Items from a data source
[BEGIN]

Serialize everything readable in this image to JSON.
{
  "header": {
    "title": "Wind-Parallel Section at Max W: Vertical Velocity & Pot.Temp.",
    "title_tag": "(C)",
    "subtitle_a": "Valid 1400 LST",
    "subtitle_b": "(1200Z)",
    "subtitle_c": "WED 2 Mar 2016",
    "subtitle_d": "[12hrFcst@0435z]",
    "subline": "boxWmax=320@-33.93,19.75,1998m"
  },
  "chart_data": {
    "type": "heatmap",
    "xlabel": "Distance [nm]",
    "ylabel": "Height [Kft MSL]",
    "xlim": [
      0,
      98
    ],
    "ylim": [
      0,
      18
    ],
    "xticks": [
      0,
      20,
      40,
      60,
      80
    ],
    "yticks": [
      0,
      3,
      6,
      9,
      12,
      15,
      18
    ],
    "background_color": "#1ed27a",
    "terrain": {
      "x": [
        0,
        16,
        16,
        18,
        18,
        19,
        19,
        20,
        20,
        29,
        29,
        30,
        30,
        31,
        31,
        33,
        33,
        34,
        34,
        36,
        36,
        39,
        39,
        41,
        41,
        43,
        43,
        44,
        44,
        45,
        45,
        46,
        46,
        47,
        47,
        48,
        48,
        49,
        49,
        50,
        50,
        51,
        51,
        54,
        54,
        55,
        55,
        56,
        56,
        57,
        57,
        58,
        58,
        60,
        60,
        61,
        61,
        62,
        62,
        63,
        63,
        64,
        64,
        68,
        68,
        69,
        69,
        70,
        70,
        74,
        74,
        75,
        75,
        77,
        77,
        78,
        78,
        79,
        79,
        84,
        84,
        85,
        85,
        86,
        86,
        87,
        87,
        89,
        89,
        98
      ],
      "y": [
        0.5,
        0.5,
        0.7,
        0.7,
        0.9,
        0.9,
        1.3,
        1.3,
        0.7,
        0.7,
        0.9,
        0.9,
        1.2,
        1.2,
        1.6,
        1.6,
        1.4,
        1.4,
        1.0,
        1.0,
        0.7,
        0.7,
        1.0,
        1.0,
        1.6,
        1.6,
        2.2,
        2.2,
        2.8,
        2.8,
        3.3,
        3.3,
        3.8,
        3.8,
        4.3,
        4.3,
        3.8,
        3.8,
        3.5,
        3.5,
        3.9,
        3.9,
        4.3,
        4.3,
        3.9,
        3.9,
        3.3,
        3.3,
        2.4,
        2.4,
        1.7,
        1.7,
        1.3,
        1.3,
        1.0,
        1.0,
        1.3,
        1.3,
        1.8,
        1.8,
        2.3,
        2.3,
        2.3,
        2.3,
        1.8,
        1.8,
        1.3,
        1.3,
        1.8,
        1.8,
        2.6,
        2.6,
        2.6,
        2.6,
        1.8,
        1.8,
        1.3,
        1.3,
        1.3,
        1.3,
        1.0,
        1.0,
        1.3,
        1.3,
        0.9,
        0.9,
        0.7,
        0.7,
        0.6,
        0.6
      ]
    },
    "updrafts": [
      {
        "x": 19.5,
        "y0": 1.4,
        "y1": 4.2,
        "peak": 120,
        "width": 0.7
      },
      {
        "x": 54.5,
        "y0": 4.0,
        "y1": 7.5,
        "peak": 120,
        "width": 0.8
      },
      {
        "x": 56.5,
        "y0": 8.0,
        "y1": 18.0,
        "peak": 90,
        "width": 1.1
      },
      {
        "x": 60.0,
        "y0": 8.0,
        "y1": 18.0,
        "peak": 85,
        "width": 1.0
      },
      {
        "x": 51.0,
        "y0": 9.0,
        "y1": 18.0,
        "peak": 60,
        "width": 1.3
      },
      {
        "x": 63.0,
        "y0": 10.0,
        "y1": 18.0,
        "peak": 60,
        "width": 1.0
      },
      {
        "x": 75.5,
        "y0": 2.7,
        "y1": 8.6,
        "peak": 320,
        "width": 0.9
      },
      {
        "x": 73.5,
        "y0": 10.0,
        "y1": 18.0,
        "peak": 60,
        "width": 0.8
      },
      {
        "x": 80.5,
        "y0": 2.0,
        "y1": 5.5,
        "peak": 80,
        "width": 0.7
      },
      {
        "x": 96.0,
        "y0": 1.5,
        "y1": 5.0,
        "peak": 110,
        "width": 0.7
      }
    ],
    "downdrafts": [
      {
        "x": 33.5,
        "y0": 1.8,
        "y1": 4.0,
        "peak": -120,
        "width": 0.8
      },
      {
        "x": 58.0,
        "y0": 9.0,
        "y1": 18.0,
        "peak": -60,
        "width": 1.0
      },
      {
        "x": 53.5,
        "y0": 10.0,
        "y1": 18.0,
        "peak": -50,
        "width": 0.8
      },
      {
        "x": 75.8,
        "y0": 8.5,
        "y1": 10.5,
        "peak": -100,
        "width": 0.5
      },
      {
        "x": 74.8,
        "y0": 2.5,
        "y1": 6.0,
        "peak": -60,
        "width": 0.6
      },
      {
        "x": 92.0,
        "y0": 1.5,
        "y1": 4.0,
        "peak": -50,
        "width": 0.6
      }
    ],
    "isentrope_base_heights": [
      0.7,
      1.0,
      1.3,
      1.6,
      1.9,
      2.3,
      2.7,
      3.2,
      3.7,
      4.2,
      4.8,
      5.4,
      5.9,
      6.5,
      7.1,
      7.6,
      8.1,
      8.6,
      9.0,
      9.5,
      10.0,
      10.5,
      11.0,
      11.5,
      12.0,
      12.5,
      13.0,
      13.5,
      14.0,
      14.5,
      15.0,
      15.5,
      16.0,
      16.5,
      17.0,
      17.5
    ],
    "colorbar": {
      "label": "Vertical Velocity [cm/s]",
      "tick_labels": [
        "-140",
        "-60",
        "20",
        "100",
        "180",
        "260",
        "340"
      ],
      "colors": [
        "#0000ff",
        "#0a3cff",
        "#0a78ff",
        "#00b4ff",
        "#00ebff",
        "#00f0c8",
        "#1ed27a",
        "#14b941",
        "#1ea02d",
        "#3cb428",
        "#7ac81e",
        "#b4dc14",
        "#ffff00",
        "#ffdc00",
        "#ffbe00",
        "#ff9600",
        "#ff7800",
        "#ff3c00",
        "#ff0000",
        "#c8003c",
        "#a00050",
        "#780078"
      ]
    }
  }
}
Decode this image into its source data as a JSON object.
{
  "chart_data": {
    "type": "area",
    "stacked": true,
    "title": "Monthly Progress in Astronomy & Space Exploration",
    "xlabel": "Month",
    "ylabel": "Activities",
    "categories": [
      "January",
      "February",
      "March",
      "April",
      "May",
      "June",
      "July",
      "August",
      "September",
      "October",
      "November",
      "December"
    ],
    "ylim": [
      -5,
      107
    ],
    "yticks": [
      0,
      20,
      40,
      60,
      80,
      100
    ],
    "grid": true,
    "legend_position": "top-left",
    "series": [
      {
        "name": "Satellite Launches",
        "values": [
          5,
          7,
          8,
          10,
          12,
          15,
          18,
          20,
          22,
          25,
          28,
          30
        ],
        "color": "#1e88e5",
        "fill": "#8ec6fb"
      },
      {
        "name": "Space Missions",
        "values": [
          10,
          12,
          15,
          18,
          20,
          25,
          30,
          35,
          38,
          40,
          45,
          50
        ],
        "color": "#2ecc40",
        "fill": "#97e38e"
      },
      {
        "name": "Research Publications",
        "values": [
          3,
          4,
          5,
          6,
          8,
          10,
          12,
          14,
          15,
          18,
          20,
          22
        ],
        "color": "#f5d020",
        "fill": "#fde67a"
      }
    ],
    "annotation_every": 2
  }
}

[END]

### AIM OF THE TASK
From the records above, work out how many lines contain the string "Vertical". Give only the number.

### SOLUTION TO THE PROBLEM
2